• _GIVEN INFORMATION_:
— begin —

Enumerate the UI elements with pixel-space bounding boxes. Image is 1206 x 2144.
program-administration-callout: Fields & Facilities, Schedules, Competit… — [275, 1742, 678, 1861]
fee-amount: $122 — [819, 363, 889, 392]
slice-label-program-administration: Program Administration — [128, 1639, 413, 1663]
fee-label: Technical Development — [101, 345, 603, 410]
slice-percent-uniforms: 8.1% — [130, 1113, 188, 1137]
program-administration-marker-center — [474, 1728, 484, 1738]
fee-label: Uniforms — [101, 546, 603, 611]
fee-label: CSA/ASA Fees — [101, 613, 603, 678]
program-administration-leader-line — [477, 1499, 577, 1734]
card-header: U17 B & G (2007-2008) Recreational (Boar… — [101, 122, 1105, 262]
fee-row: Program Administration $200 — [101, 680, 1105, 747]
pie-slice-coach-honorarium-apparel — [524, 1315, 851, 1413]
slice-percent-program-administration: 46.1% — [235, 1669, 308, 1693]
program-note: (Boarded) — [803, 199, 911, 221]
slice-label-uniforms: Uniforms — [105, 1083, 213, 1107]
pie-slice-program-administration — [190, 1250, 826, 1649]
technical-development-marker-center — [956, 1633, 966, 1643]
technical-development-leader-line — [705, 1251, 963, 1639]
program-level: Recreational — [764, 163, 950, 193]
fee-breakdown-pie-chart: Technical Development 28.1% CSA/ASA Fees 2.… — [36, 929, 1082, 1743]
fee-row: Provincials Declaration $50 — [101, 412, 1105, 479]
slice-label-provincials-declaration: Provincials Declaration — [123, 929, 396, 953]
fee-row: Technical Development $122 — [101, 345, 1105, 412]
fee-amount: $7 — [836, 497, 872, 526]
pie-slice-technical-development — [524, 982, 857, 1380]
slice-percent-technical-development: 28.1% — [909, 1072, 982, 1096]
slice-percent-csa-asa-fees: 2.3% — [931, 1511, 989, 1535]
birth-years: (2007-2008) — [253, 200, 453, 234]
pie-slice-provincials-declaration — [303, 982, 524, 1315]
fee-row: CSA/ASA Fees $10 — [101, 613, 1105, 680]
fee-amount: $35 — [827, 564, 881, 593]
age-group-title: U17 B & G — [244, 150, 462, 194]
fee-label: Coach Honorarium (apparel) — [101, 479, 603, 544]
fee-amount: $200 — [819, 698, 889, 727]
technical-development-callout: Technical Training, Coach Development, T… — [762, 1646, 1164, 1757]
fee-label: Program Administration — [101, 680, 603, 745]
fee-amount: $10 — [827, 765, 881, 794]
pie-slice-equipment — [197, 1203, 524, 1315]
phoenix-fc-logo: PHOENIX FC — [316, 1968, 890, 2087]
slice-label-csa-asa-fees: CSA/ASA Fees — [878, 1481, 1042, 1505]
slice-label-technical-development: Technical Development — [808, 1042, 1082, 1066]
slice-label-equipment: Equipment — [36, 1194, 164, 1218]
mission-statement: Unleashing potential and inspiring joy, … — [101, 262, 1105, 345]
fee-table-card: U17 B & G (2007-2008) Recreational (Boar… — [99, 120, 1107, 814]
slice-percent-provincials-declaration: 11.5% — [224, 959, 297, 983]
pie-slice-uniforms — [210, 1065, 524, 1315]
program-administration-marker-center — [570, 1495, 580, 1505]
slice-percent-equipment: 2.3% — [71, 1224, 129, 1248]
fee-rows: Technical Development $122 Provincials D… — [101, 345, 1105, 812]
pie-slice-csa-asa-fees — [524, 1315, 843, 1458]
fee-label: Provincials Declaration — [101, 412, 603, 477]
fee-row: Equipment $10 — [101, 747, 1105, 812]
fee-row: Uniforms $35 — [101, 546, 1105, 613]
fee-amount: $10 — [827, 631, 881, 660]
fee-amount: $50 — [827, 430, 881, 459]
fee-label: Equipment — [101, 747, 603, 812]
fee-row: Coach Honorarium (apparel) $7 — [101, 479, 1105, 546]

— end —

Duplicate the data above, line for line, without changing anything.

• _EXERCISE ANSWER_:
Enumerate the UI elements with pixel-space bounding boxes. Image is 1206 x 2144.
program-administration-callout: Fields & Facilities, Schedules, Competit… — [275, 1742, 678, 1861]
fee-amount: $122 — [819, 363, 889, 392]
slice-label-program-administration: Program Administration — [128, 1639, 413, 1663]
fee-label: Technical Development — [101, 345, 603, 410]
slice-percent-uniforms: 8.1% — [130, 1113, 188, 1137]
program-administration-marker-center — [474, 1728, 484, 1738]
fee-label: Uniforms — [101, 546, 603, 611]
fee-label: CSA/ASA Fees — [101, 613, 603, 678]
program-administration-leader-line — [477, 1499, 577, 1734]
card-header: U17 B & G (2007-2008) Recreational (Boar… — [101, 122, 1105, 262]
fee-row: Program Administration $200 — [101, 680, 1105, 747]
pie-slice-coach-honorarium-apparel — [524, 1315, 851, 1413]
slice-percent-program-administration: 46.1% — [235, 1669, 308, 1693]
program-note: (Boarded) — [803, 199, 911, 221]
slice-label-uniforms: Uniforms — [105, 1083, 213, 1107]
pie-slice-program-administration — [190, 1250, 826, 1649]
technical-development-marker-center — [956, 1633, 966, 1643]
technical-development-leader-line — [705, 1251, 963, 1639]
program-level: Recreational — [764, 163, 950, 193]
fee-breakdown-pie-chart: Technical Development 28.1% CSA/ASA Fees 2.… — [36, 929, 1082, 1743]
fee-row: Provincials Declaration $50 — [101, 412, 1105, 479]
slice-label-provincials-declaration: Provincials Declaration — [123, 929, 396, 953]
fee-row: Technical Development $122 — [101, 345, 1105, 412]
fee-amount: $7 — [836, 497, 872, 526]
pie-slice-technical-development — [524, 982, 857, 1380]
slice-percent-technical-development: 28.1% — [909, 1072, 982, 1096]
slice-percent-csa-asa-fees: 2.3% — [931, 1511, 989, 1535]
birth-years: (2007-2008) — [253, 200, 453, 234]
pie-slice-provincials-declaration — [303, 982, 524, 1315]
fee-row: CSA/ASA Fees $10 — [101, 613, 1105, 680]
fee-amount: $35 — [827, 564, 881, 593]
age-group-title: U17 B & G — [244, 150, 462, 194]
fee-label: Coach Honorarium (apparel) — [101, 479, 603, 544]
fee-amount: $200 — [819, 698, 889, 727]
technical-development-callout: Technical Training, Coach Development, T… — [762, 1646, 1164, 1757]
fee-label: Program Administration — [101, 680, 603, 745]
fee-amount: $10 — [827, 765, 881, 794]
pie-slice-equipment — [197, 1203, 524, 1315]
phoenix-fc-logo: PHOENIX FC — [316, 1968, 890, 2087]
slice-label-csa-asa-fees: CSA/ASA Fees — [878, 1481, 1042, 1505]
slice-label-technical-development: Technical Development — [808, 1042, 1082, 1066]
slice-label-equipment: Equipment — [36, 1194, 164, 1218]
mission-statement: Unleashing potential and inspiring joy, … — [101, 262, 1105, 345]
fee-table-card: U17 B & G (2007-2008) Recreational (Boar… — [99, 120, 1107, 814]
slice-percent-provincials-declaration: 11.5% — [224, 959, 297, 983]
pie-slice-uniforms — [210, 1065, 524, 1315]
program-administration-marker-center — [570, 1495, 580, 1505]
slice-percent-equipment: 2.3% — [71, 1224, 129, 1248]
fee-rows: Technical Development $122 Provincials D… — [101, 345, 1105, 812]
pie-slice-csa-asa-fees — [524, 1315, 843, 1458]
fee-label: Provincials Declaration — [101, 412, 603, 477]
fee-row: Equipment $10 — [101, 747, 1105, 812]
fee-row: Uniforms $35 — [101, 546, 1105, 613]
fee-amount: $10 — [827, 631, 881, 660]
fee-amount: $50 — [827, 430, 881, 459]
fee-label: Equipment — [101, 747, 603, 812]
fee-row: Coach Honorarium (apparel) $7 — [101, 479, 1105, 546]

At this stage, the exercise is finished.